PASSAGE SHOWN:
_ _ _ _ _

Friday, May 22, 2015

The Final Push to Finish the Front Rose Border

Today's weather has been cool (in the 70s), breezy, and perfect for working as long as it takes to finish the last little bit of the mixed rose border in our front yard.  Remove the weeds and rogue grass that had taken over the space, dig and set the edging stones, install landscape fabric, plant roses, add irrigation emitters, then mulch.  Sounds like a lot, and it was.

After I'd been at it for a little while, I remembered to take my phone out of my pocket to capture a photo to show what the area sort of looked like before I started.



I ran out of steam at about 4:00 this afternoon.  The only thing on my list that I didn't get to was the mulch and a couple of quick pieces of landscape fabric.  This is the easy part, and my husband said that he will do it for me tomorrow.  He's such a sweetheart!



I'm thrilled that this border is so close to being finished, AND that I have four more roses out of their pots and into the ground!  They're really small now, but they will grow big and strong in no time.

_ _ _ _ _

DATASET ROWS:
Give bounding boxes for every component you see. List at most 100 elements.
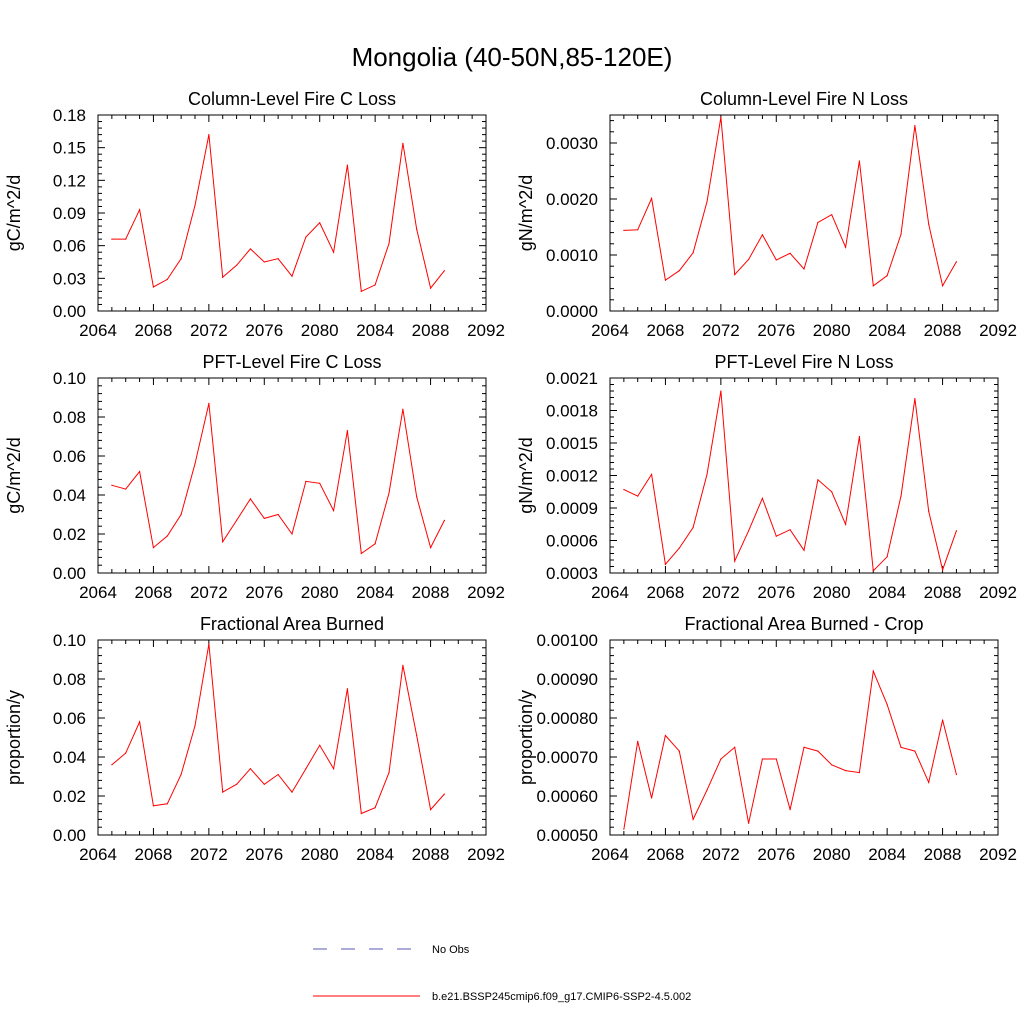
y-tick-label: 0.00 [53,564,86,583]
data-point [416,734,418,737]
data-point [928,781,930,783]
data-point [831,491,833,493]
data-point [346,164,349,166]
data-point [111,238,113,240]
data-point [125,488,127,490]
plot-frame [97,377,487,574]
chart-panel-5: Fractional Area Burned proportion/y 2064 20… [4,614,505,864]
x-tick-label: 2084 [868,583,906,602]
legend: No Obs b.e21.BSSP245cmip6.f09_g17.CMIP6-… [313,944,691,1003]
data-point [166,278,168,281]
data-point [817,479,819,481]
data-point [637,740,639,743]
x-tick-label: 2092 [979,321,1017,340]
data-point [222,276,224,278]
data-point [955,773,958,776]
y-axis-label: gN/m^2/d [516,175,536,251]
data-point [747,822,750,824]
data-point [761,497,764,499]
x-tick-label: 2076 [245,583,283,602]
x-tick-label: 2072 [190,321,228,340]
x-tick-label: 2088 [412,321,450,340]
y-tick-label: 0.10 [53,369,86,388]
data-point [125,752,127,754]
x-tick-label: 2076 [757,321,795,340]
y-tick-label: 0.0003 [546,564,598,583]
data-point [775,758,777,760]
plot-frame [609,114,999,312]
x-tick-label: 2072 [702,583,740,602]
y-tick-label: 0.06 [53,237,86,256]
data-point [249,498,252,500]
data-point [692,818,694,821]
data-point [761,234,764,236]
y-tick-label: 0.09 [53,204,86,223]
data-point [623,229,625,231]
data-point [914,125,916,127]
data-point [138,471,141,473]
x-tick-label: 2088 [412,845,450,864]
data-point [374,807,376,809]
y-tick-label: 0.00 [53,826,86,845]
data-point [775,535,777,537]
data-point [319,744,321,746]
x-tick-label: 2084 [356,321,394,340]
data-point [166,535,168,537]
data-point [706,473,708,476]
x-tick-label: 2064 [79,845,117,864]
data-point [928,510,930,512]
data-point [277,513,279,516]
data-point [720,758,722,760]
y-axis-label: gC/m^2/d [4,437,24,513]
data-point [886,556,888,558]
y-tick-label: 0.0030 [546,134,598,153]
y-tick-label: 0.06 [53,447,86,466]
y-tick-label: 0.0009 [546,499,598,518]
data-point [208,402,210,404]
data-point [388,492,390,494]
data-point [208,643,210,645]
y-tick-label: 0.15 [53,139,86,158]
data-point [720,390,722,392]
legend-obs-label: No Obs [432,944,470,956]
series-line [111,134,445,293]
data-point [692,252,694,254]
data-point [692,526,694,529]
y-tick-label: 0.00090 [537,670,598,689]
x-tick-label: 2072 [702,845,740,864]
chart-panel-6: Fractional Area Burned - Crop proportion/… [516,614,1017,864]
data-point [402,664,404,666]
data-point [374,543,376,545]
data-point [650,797,653,799]
data-point [872,285,874,287]
y-tick-label: 0.0000 [546,302,598,321]
x-tick-label: 2088 [924,321,962,340]
data-point [443,519,446,521]
y-tick-label: 0.0018 [546,402,598,421]
data-point [941,719,944,721]
data-point [374,284,376,286]
data-point [332,251,335,253]
data-point [388,242,390,245]
data-point [886,275,888,277]
data-point [955,261,958,263]
data-point [138,721,141,723]
data-point [360,812,362,815]
data-point [678,547,680,549]
data-point [706,201,708,203]
data-point [111,764,113,766]
y-tick-label: 0.06 [53,709,86,728]
data-point [332,510,335,512]
x-tick-label: 2092 [467,321,505,340]
figure-title: Mongolia (40-50N,85-120E) [352,42,673,72]
data-point [125,238,127,240]
y-tick-label: 0.00 [53,302,86,321]
data-point [623,488,625,491]
data-point [222,791,224,793]
y-tick-label: 0.0010 [546,246,598,265]
data-point [817,221,819,224]
x-tick-label: 2064 [591,321,629,340]
y-tick-label: 0.02 [53,525,86,544]
y-tick-label: 0.0012 [546,467,598,486]
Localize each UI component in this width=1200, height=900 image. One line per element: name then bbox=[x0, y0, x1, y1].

_ _ _ _ _

WHAT TO DO:
Carry on the blog post about finishing the front rose border, picking up after its final sentence. The listing has no connection to the blog post about the front rose border.

OUTPUT OF THE EXERCISE:
Because I know you're going to ask ... the new roses are:
1.  'George Cuvier', Bourbon rose, before 1849.
2.  Unregistered Yellow Seedling, a back-up copy of a rose that I grew from seed.
3.  'Fabvier', China rose, 1829
4.  "Ruth's Tiny Polyantha", found rose from the Tufton collection.
(the rose on the fence is 'Dr. W. Van Fleet'.)

All of my reclamation efforts for the past few months have been well worth it, because the roses in the areas I've worked in look so good.  The most important thing is that I am doing this for ME and, as a result, I am enjoying my garden more than I ever have before.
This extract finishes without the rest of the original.